Extract to read
::::

This months books

Whilst it is VERY easy to let everyday life distract you from the things you enjoy, as well as the stuff that is good for you, it is important to make time for non-productive, non-money making, non-thinky stuff. That is easier said than done but the benefits, once you’ve tried it a few times, become obvious in better sleep, better health and better mental well-being.

Taking an hour, or four, for reading fiction can seem wasteful in a world where we are told to find hobbies that can become jobs that can pay the bills and make it feel like we haven’t had a working day inflicted upon us. (Unless you’re a publishing editor in which case, reading non-work related fiction can seem like wasteful time).

Every day I fall into the trap of thinking about what I ‘should’ be doing, but every day I get a little better at dismissing that thought.

That’s why I read books.

This month I had mixed successes and here they are:

  • The Salt Path by Raynor Winn. I picked up my copy of this from a charity shop, so I don’t feel that I lost anything, but I couldn’t finish it. I wanted to finish it but I couldn’t find any connection with the characters. It is the tale of a couple finding their way back from loss by walking 630 miles. Maybe I could have given it longer, maybe I would have found a way into it if I had, but in order to find books that drag me away from reality I have to be prepared to give up on the ones that don’t.

::::

[Part of a data file]
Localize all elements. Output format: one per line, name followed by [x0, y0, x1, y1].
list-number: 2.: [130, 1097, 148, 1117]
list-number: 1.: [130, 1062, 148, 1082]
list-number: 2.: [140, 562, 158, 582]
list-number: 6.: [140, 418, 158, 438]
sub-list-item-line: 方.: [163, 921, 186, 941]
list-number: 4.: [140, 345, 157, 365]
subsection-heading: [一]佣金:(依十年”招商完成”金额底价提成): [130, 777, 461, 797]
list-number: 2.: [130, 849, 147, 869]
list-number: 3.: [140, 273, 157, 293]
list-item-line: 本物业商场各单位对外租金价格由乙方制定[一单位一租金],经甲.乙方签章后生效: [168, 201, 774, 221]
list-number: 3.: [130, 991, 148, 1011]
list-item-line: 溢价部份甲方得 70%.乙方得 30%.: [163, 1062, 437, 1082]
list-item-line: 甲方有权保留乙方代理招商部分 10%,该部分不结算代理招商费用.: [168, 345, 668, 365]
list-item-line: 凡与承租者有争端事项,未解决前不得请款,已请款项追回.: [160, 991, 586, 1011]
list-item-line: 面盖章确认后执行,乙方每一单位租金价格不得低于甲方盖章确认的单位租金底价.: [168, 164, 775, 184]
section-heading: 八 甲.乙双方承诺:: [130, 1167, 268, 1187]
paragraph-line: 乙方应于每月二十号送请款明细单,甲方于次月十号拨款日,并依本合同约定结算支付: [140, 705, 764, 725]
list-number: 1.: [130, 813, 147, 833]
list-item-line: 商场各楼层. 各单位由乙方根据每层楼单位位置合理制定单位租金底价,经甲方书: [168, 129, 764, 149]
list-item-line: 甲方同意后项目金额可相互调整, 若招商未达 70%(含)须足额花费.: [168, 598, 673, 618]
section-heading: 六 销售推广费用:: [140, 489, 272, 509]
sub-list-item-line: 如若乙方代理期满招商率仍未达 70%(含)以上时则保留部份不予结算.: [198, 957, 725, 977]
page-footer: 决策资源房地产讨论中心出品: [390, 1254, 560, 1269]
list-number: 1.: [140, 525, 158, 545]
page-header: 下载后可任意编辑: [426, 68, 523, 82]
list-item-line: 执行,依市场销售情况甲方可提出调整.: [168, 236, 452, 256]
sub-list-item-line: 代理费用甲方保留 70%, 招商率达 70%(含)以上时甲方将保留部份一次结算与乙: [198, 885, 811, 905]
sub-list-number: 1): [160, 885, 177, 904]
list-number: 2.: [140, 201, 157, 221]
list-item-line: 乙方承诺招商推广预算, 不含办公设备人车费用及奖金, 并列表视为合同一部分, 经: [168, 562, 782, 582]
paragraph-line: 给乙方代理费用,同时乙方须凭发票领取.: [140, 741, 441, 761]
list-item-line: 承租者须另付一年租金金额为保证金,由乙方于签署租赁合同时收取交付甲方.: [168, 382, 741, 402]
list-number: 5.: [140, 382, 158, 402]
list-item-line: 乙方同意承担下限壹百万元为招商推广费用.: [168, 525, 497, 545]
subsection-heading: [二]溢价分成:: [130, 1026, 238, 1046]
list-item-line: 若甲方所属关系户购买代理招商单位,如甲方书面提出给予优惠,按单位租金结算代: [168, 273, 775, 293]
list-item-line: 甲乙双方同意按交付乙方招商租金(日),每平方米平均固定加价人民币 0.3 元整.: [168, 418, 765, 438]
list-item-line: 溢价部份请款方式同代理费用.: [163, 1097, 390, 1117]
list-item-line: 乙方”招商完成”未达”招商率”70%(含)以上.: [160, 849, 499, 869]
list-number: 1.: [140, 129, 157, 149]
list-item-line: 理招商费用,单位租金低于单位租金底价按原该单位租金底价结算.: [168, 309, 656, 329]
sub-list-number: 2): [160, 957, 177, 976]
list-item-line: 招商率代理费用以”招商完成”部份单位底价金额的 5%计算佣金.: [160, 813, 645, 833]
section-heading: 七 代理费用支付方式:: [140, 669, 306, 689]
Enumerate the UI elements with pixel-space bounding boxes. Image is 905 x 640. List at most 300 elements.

::::

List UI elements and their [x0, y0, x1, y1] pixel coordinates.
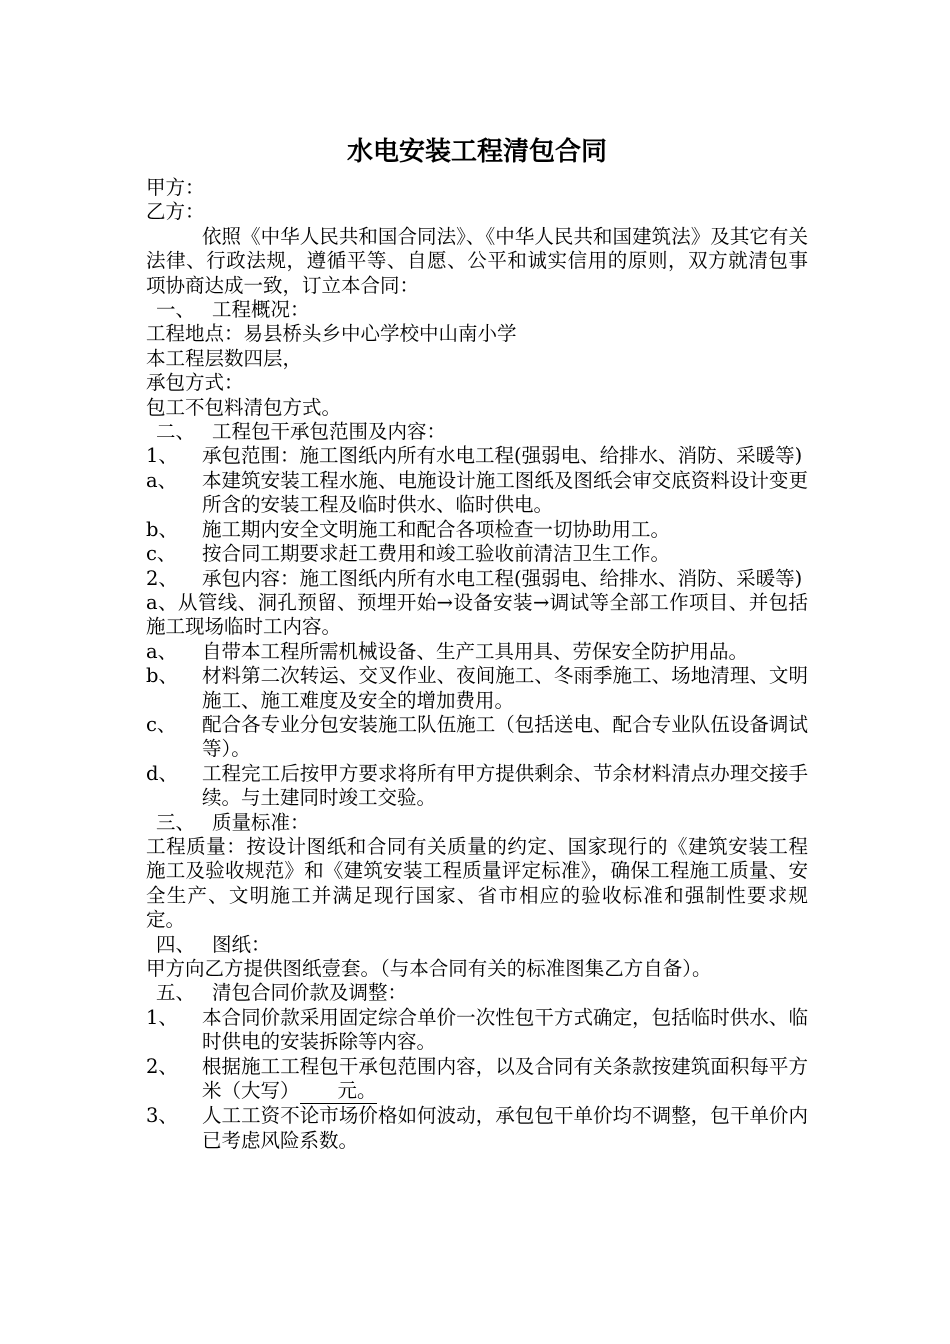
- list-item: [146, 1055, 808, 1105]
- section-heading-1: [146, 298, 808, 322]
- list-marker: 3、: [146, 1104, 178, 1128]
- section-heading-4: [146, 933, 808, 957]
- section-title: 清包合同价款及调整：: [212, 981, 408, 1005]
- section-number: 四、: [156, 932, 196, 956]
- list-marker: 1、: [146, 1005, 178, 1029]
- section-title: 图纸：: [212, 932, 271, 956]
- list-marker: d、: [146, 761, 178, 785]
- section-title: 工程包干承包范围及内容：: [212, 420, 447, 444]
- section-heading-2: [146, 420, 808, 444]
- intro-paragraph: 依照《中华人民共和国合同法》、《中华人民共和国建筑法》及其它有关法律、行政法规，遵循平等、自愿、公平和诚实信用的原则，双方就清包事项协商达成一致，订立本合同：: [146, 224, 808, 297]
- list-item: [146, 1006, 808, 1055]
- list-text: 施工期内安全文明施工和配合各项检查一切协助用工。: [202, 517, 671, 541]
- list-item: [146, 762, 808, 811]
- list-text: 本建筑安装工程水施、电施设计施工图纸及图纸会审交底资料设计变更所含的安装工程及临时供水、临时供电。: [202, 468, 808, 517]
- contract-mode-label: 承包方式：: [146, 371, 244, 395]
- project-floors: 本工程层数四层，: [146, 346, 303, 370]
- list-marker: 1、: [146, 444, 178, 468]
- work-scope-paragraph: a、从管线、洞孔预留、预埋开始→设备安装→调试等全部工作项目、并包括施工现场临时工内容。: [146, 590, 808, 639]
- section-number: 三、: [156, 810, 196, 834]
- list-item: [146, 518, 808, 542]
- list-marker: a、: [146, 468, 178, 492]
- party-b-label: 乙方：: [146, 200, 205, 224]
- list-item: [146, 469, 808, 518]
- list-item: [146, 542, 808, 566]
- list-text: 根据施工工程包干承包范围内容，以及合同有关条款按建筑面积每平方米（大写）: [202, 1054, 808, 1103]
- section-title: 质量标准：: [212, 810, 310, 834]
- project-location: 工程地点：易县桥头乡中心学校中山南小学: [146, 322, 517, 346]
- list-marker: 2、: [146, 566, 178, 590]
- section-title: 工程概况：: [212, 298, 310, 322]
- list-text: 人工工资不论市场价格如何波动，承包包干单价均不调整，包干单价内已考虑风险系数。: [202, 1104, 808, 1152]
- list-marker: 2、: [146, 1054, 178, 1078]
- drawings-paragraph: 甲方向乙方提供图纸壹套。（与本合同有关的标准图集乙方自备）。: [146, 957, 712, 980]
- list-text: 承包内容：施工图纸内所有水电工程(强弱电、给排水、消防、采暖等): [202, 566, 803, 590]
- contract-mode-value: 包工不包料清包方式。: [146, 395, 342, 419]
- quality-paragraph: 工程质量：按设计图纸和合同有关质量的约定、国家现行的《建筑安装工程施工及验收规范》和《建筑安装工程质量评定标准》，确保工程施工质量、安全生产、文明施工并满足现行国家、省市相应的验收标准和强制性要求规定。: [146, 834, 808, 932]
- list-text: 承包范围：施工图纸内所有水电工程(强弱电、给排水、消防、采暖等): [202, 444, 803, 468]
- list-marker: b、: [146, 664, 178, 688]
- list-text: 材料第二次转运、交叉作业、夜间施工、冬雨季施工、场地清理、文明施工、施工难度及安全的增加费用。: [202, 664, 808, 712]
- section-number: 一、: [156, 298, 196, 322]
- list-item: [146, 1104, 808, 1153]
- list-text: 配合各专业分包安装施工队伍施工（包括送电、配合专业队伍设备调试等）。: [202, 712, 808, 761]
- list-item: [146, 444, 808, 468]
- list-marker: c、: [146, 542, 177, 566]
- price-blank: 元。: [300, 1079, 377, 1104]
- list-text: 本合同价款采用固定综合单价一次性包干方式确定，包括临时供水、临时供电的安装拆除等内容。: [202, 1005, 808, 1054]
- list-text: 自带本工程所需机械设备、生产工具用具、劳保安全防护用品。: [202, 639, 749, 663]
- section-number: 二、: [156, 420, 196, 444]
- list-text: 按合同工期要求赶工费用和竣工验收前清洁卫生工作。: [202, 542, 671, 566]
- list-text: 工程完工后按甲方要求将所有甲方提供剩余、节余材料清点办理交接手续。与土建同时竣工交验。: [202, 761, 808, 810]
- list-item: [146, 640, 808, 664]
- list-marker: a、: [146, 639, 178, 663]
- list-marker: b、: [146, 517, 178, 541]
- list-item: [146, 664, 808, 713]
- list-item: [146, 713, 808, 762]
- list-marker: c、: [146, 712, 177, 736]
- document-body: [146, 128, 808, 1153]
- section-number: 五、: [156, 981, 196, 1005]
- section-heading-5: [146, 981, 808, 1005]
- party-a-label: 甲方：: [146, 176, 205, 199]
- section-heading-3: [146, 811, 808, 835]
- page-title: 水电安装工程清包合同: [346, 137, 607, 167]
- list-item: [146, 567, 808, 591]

::::

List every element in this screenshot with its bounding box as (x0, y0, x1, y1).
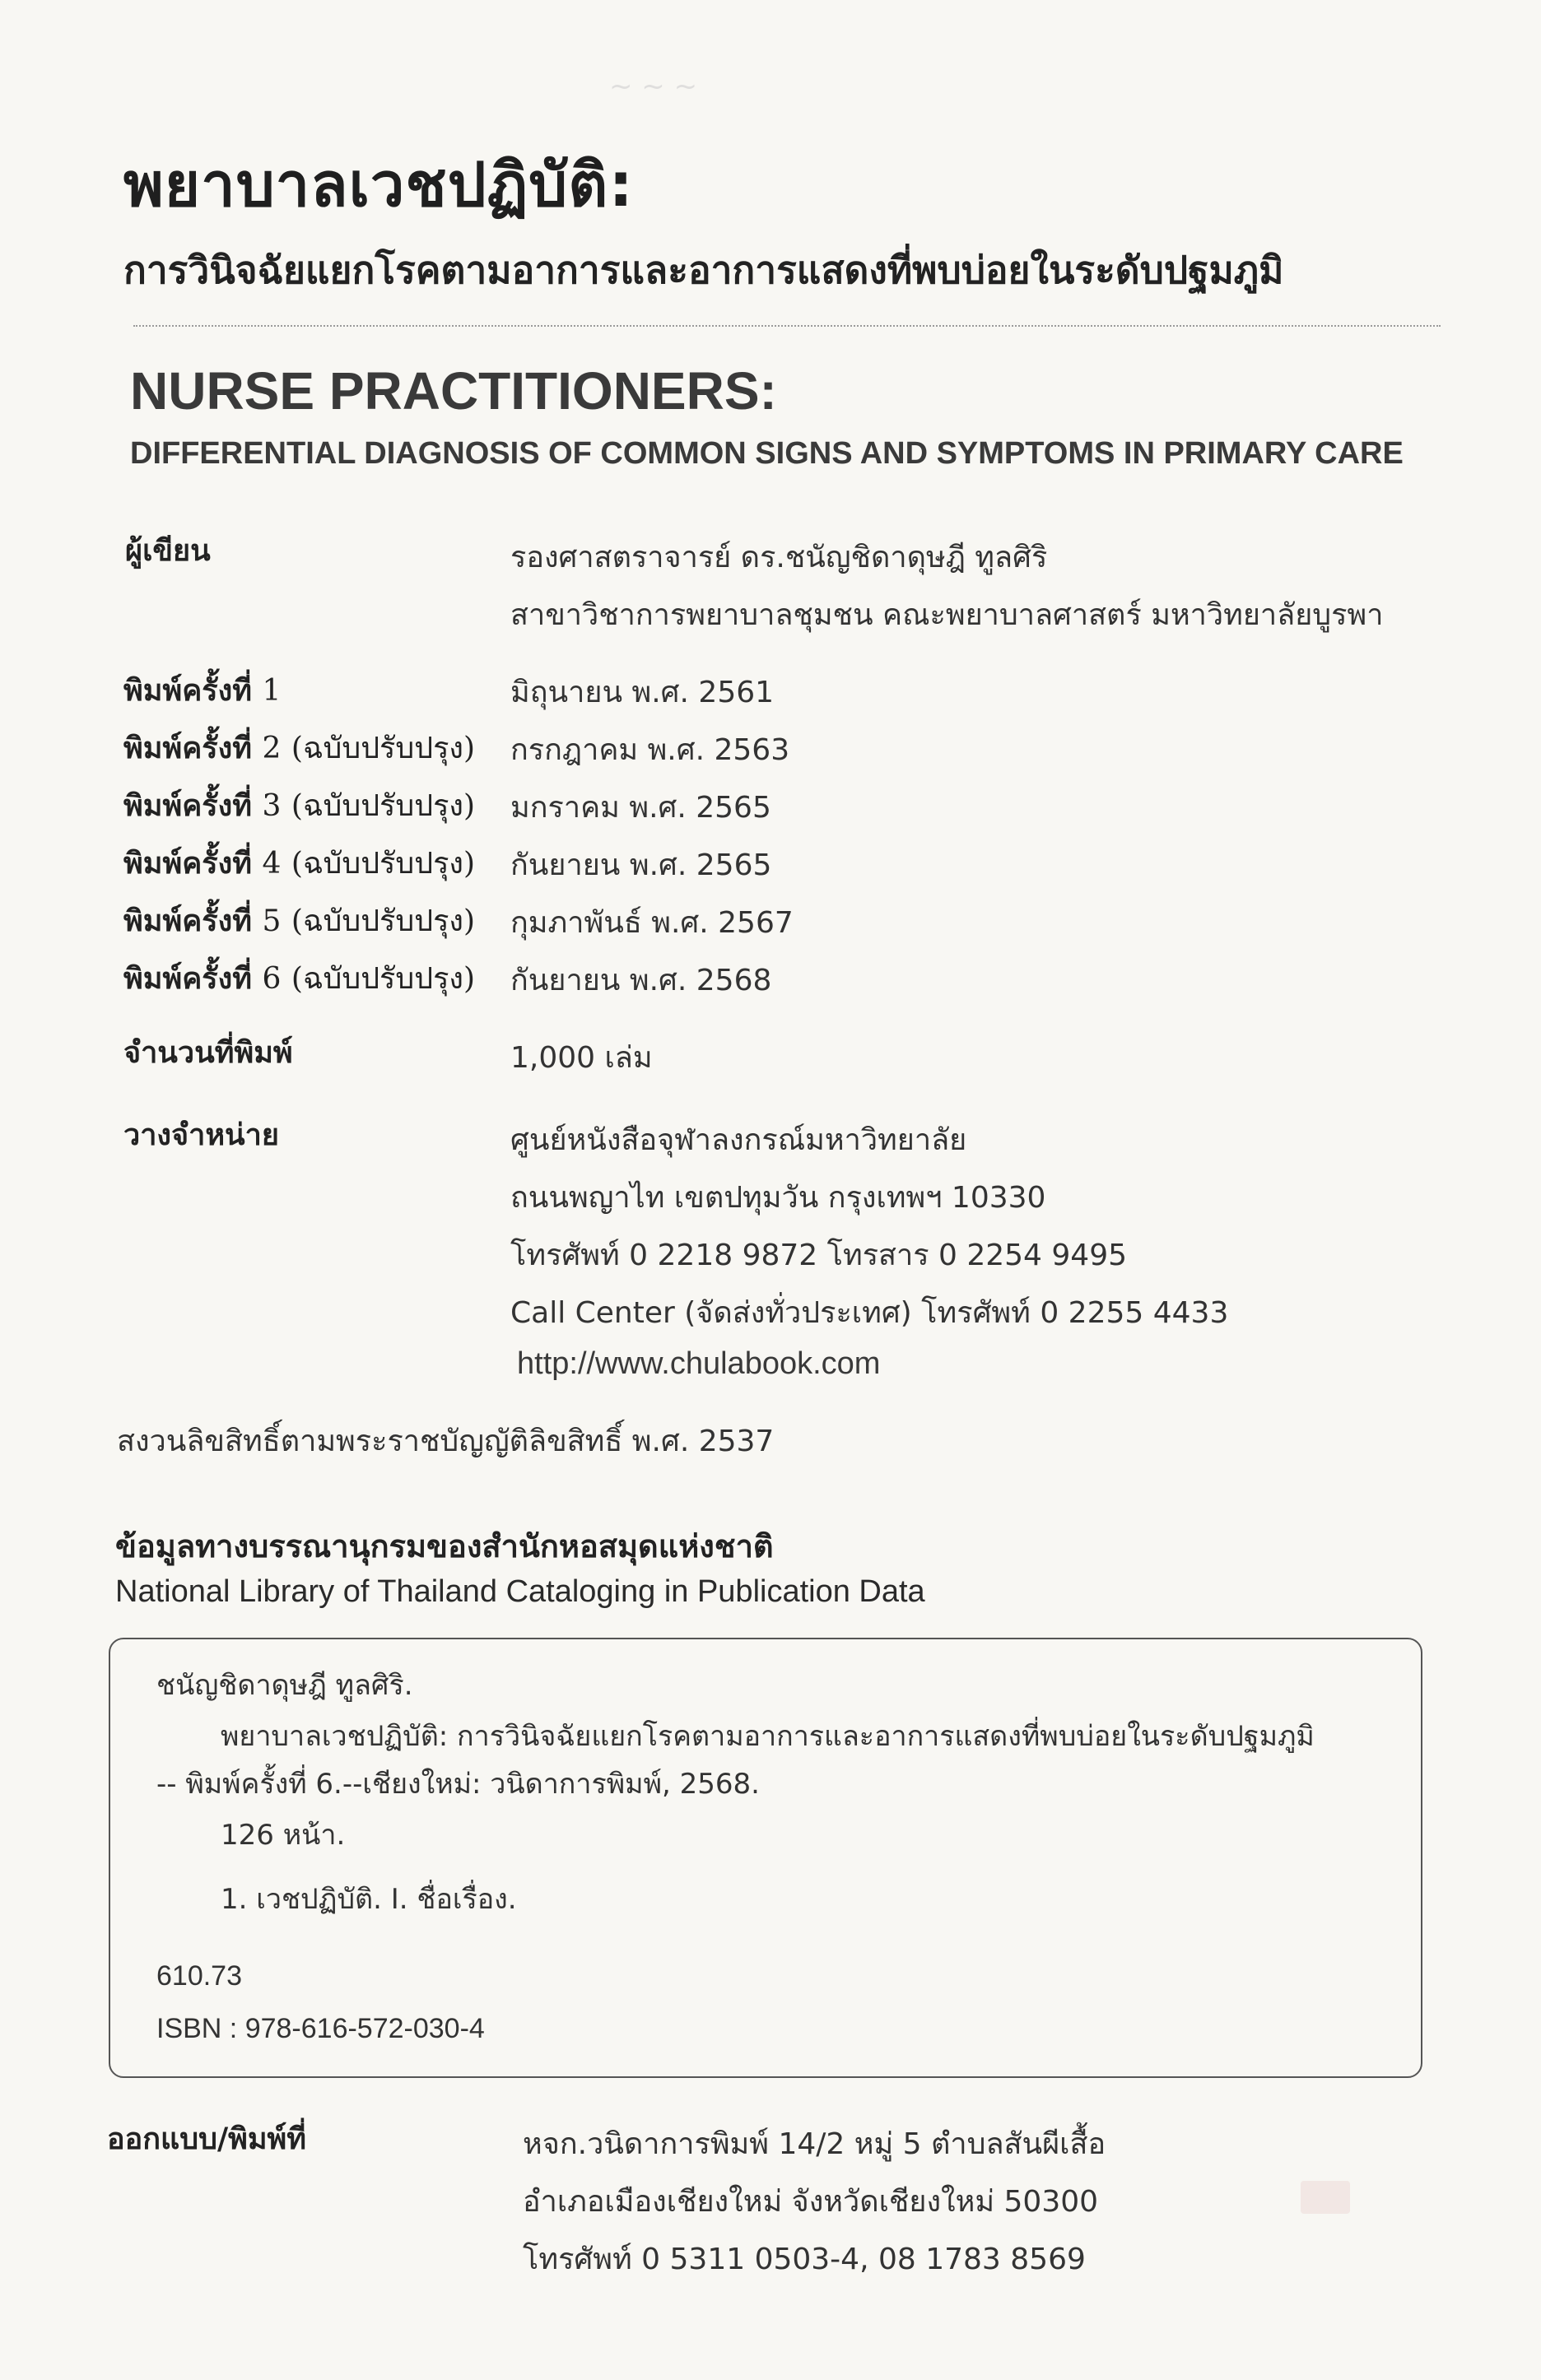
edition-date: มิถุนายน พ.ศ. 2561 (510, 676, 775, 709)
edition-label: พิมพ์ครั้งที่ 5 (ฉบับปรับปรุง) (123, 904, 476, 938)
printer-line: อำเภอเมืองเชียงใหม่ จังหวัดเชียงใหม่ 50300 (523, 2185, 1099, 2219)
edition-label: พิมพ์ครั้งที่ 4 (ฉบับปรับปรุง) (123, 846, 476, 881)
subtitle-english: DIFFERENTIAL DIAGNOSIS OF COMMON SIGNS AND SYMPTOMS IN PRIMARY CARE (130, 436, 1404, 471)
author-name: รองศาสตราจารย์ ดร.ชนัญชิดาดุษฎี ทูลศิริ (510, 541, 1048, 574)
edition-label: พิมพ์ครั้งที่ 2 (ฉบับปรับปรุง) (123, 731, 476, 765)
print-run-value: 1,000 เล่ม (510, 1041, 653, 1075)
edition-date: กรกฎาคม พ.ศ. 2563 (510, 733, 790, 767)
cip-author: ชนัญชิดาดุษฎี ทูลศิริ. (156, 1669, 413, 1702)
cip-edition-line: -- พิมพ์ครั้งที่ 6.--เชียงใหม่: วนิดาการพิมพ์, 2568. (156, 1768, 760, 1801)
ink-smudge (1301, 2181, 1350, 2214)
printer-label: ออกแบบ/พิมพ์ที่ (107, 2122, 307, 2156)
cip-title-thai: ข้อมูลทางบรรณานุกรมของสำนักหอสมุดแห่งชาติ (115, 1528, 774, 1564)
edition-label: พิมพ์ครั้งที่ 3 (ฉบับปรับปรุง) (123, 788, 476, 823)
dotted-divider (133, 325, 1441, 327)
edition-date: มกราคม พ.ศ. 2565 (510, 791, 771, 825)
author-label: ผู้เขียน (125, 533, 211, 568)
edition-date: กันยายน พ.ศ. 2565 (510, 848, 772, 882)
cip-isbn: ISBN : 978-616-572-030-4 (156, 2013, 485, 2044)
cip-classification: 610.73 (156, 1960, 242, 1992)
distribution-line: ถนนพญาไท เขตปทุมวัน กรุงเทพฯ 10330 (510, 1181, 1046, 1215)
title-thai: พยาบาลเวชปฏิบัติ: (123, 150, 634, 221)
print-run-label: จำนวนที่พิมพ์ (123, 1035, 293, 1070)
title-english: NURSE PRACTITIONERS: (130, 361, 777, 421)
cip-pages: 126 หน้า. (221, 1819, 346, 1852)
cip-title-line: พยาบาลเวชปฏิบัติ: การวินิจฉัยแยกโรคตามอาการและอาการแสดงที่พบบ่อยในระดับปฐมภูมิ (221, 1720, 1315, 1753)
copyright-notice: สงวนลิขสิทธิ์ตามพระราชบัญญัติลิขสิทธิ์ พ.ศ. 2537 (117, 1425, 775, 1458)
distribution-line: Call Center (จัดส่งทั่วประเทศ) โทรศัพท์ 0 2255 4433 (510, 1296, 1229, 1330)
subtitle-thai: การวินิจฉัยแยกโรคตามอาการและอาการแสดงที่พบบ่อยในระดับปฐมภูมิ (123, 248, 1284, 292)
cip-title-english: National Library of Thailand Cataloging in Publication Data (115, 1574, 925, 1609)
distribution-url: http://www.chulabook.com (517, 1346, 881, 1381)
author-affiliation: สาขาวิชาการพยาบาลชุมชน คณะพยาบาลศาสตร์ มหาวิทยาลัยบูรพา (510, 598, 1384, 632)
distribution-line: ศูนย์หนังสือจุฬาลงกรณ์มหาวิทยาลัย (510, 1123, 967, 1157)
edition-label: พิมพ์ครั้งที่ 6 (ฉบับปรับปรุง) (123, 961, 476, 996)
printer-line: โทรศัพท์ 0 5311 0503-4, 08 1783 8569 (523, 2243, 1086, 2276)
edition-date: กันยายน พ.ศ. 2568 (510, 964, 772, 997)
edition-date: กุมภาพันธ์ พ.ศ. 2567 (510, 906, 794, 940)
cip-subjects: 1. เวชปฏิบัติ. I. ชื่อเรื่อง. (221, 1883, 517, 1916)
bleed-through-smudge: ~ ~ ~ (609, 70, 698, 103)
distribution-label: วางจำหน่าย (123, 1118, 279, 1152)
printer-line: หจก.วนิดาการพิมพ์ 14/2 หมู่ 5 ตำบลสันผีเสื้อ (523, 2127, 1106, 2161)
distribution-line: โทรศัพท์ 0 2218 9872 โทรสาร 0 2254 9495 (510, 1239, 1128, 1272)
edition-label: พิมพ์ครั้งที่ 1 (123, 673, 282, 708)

::::

Tasks to complete
a: In the post on this month's books, how many miles does the couple in The Salt Path walk?
b: Say whether each statement agrees with the post on this month's books, giving yes or no and the deciding words: (i) The copy of The Salt Path came from a charity shop. (ii) The writer read The Salt Path to the end. (iii) Better sleep is named as one benefit of making time for non-productive activities.

Per-task answers
a: 630 miles.

b:
(i) Yes: "I picked up my copy of this from a charity shop"
(ii) No: "but I couldn’t finish it"
(iii) Yes: "become obvious in better sleep, better health and better mental well-being"